-- PROVIDED MATERIAL --
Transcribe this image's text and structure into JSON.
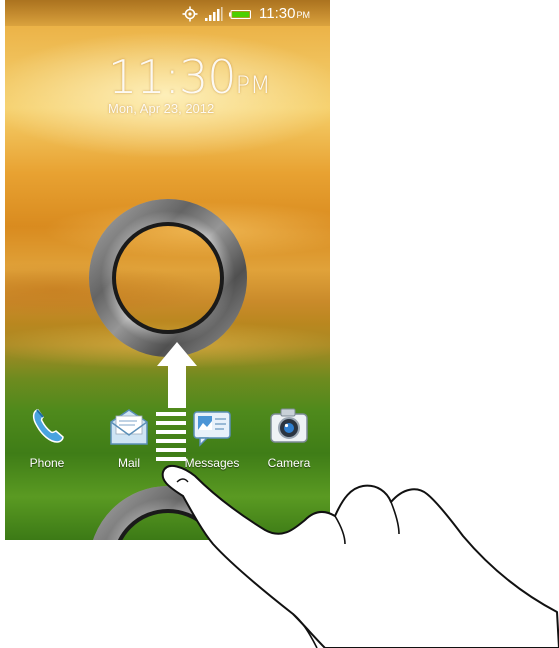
{
  "status_bar": {
    "time": "11:30",
    "time_ampm": "PM",
    "icons": [
      "gps-icon",
      "signal-icon",
      "battery-icon"
    ]
  },
  "lock_screen": {
    "clock_time": "11:30",
    "clock_ampm": "PM",
    "date": "Mon, Apr 23, 2012"
  },
  "dock": {
    "items": [
      {
        "label": "Phone",
        "icon": "phone-icon"
      },
      {
        "label": "Mail",
        "icon": "mail-icon"
      },
      {
        "label": "Messages",
        "icon": "messages-icon"
      },
      {
        "label": "Camera",
        "icon": "camera-icon"
      }
    ]
  },
  "gesture": {
    "direction": "up",
    "illustration": "hand-icon"
  },
  "colors": {
    "status_text": "#ffffff",
    "ring_inner": "#1a1a1a",
    "battery_green": "#4cd000"
  }
}
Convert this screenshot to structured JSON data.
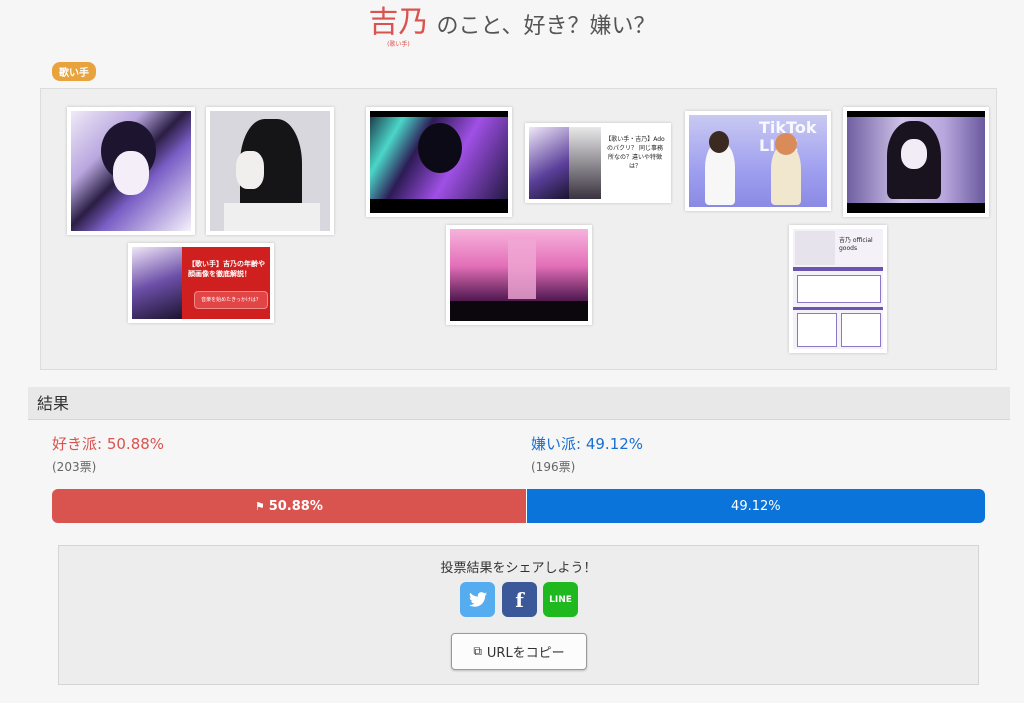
{
  "header": {
    "name": "吉乃",
    "ruby": "(歌い手)",
    "question": "のこと、好き？嫌い？"
  },
  "category_tag": "歌い手",
  "gallery": {
    "thumb3_caption": "【歌い手】吉乃の年齢や顔画像を徹底解説！",
    "thumb3_button": "音楽を始めたきっかけは？",
    "thumb5_caption": "【歌い手・吉乃】Adoのパクリ？ 同じ事務所なの？違いや特徴は？",
    "thumb6_overlay": "TikTok LIVE",
    "thumb8_caption": "吉乃 official goods"
  },
  "results": {
    "header": "結果",
    "like_label": "好き派",
    "like_percent": "50.88%",
    "like_votes": "(203票)",
    "dislike_label": "嫌い派",
    "dislike_percent": "49.12%",
    "dislike_votes": "(196票)",
    "like_fraction": 0.5088,
    "dislike_fraction": 0.4912,
    "like_bar_label": "50.88%",
    "dislike_bar_label": "49.12%"
  },
  "share": {
    "prompt": "投票結果をシェアしよう！",
    "twitter": "twitter-icon",
    "facebook_glyph": "f",
    "line_label": "LINE",
    "copy_label": "URLをコピー"
  },
  "colors": {
    "like": "#d9534f",
    "dislike": "#0a74da",
    "tag": "#e8a33d"
  }
}
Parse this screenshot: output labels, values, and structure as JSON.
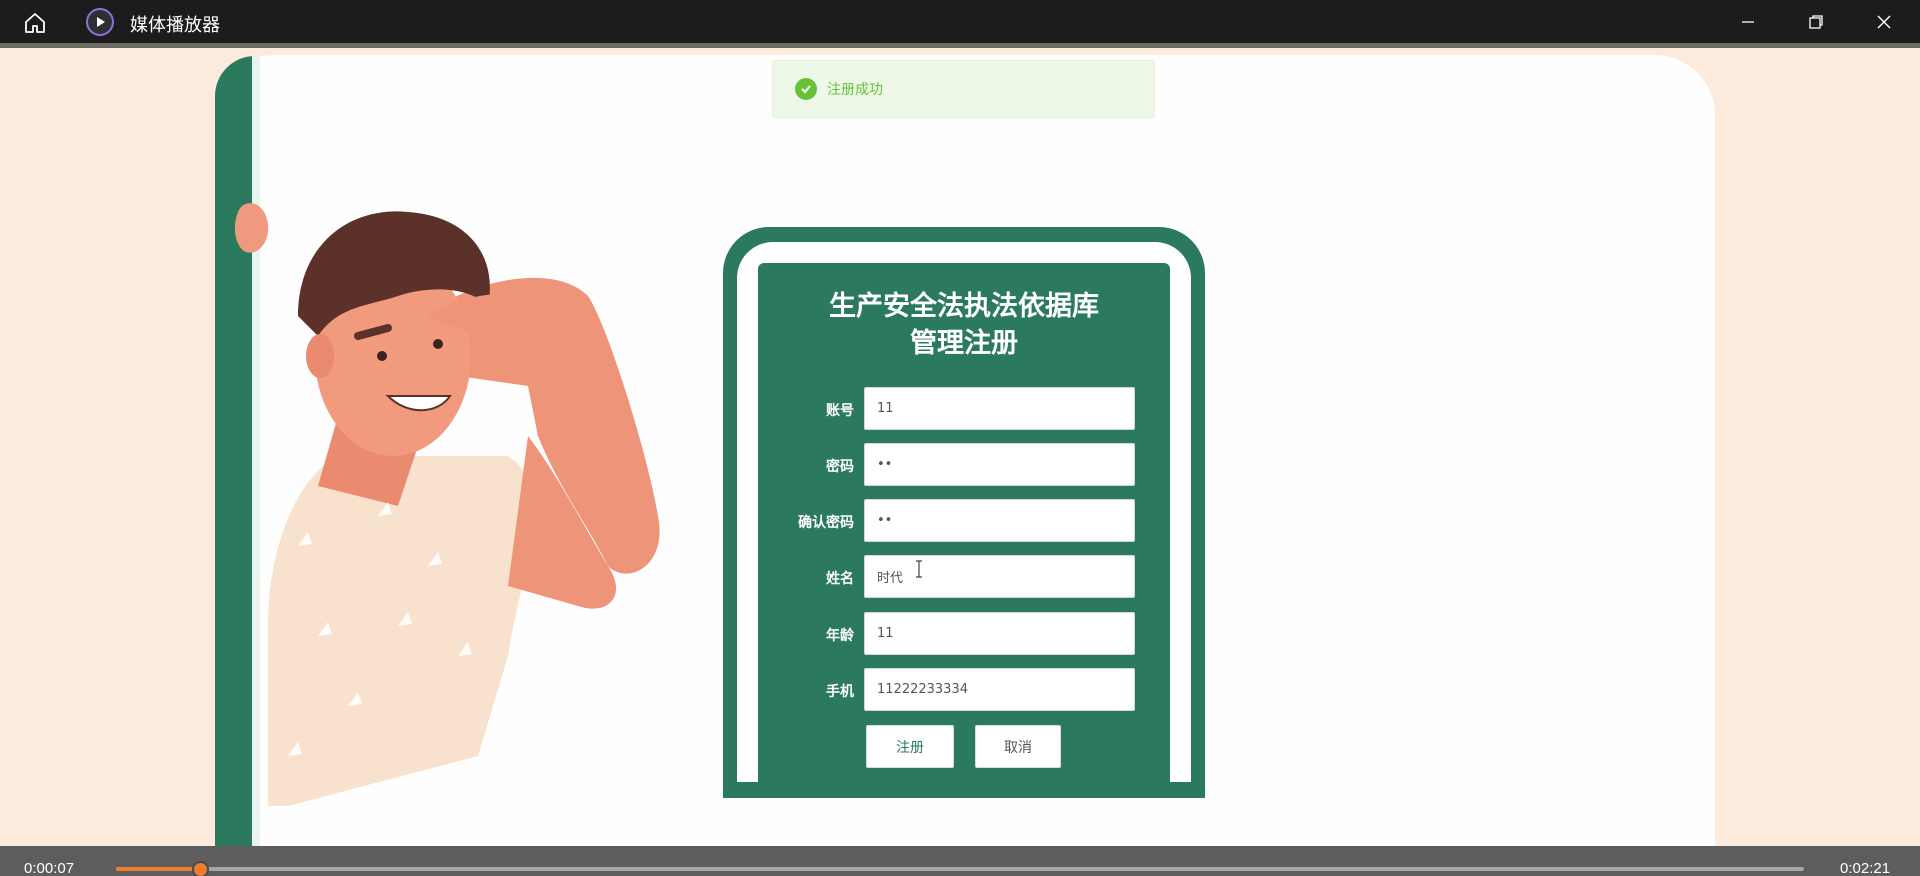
{
  "window": {
    "title": "媒体播放器",
    "accent": "#8a72d8"
  },
  "toast": {
    "message": "注册成功",
    "color": "#67c23a"
  },
  "form": {
    "title": "生产安全法执法依据库管理注册",
    "fields": [
      {
        "label": "账号",
        "value": "11"
      },
      {
        "label": "密码",
        "value": "••"
      },
      {
        "label": "确认密码",
        "value": "••"
      },
      {
        "label": "姓名",
        "value": "时代"
      },
      {
        "label": "年龄",
        "value": "11"
      },
      {
        "label": "手机",
        "value": "11222233334"
      }
    ],
    "submit_label": "注册",
    "cancel_label": "取消",
    "brand_color": "#2c7a5d"
  },
  "player": {
    "current_time": "0:00:07",
    "total_time": "0:02:21",
    "progress": 0.05,
    "accent": "#ef7c2f"
  }
}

-- TASK PROMPT --
Leave the pictures out and reproduce each record exactly as written.

-- RESULT OF THIS EXERCISE --
Transcribe this image's text and structure into JSON.
{
  "status_bar": {
    "time": "11:30",
    "time_ampm": "PM",
    "icons": [
      "gps-icon",
      "signal-icon",
      "battery-icon"
    ]
  },
  "lock_screen": {
    "clock_time": "11:30",
    "clock_ampm": "PM",
    "date": "Mon, Apr 23, 2012"
  },
  "dock": {
    "items": [
      {
        "label": "Phone",
        "icon": "phone-icon"
      },
      {
        "label": "Mail",
        "icon": "mail-icon"
      },
      {
        "label": "Messages",
        "icon": "messages-icon"
      },
      {
        "label": "Camera",
        "icon": "camera-icon"
      }
    ]
  },
  "gesture": {
    "direction": "up",
    "illustration": "hand-icon"
  },
  "colors": {
    "status_text": "#ffffff",
    "ring_inner": "#1a1a1a",
    "battery_green": "#4cd000"
  }
}
Convert this screenshot to structured JSON data.
{
  "header": {
    "name": "吉乃",
    "ruby": "(歌い手)",
    "question": "のこと、好き？嫌い？"
  },
  "category_tag": "歌い手",
  "gallery": {
    "thumb3_caption": "【歌い手】吉乃の年齢や顔画像を徹底解説！",
    "thumb3_button": "音楽を始めたきっかけは？",
    "thumb5_caption": "【歌い手・吉乃】Adoのパクリ？ 同じ事務所なの？違いや特徴は？",
    "thumb6_overlay": "TikTok LIVE",
    "thumb8_caption": "吉乃 official goods"
  },
  "results": {
    "header": "結果",
    "like_label": "好き派",
    "like_percent": "50.88%",
    "like_votes": "(203票)",
    "dislike_label": "嫌い派",
    "dislike_percent": "49.12%",
    "dislike_votes": "(196票)",
    "like_fraction": 0.5088,
    "dislike_fraction": 0.4912,
    "like_bar_label": "50.88%",
    "dislike_bar_label": "49.12%"
  },
  "share": {
    "prompt": "投票結果をシェアしよう！",
    "twitter": "twitter-icon",
    "facebook_glyph": "f",
    "line_label": "LINE",
    "copy_label": "URLをコピー"
  },
  "colors": {
    "like": "#d9534f",
    "dislike": "#0a74da",
    "tag": "#e8a33d"
  }
}
Parse this screenshot: output labels, values, and structure as JSON.
{
  "window": {
    "title": "媒体播放器",
    "accent": "#8a72d8"
  },
  "toast": {
    "message": "注册成功",
    "color": "#67c23a"
  },
  "form": {
    "title": "生产安全法执法依据库管理注册",
    "fields": [
      {
        "label": "账号",
        "value": "11"
      },
      {
        "label": "密码",
        "value": "••"
      },
      {
        "label": "确认密码",
        "value": "••"
      },
      {
        "label": "姓名",
        "value": "时代"
      },
      {
        "label": "年龄",
        "value": "11"
      },
      {
        "label": "手机",
        "value": "11222233334"
      }
    ],
    "submit_label": "注册",
    "cancel_label": "取消",
    "brand_color": "#2c7a5d"
  },
  "player": {
    "current_time": "0:00:07",
    "total_time": "0:02:21",
    "progress": 0.05,
    "accent": "#ef7c2f"
  }
}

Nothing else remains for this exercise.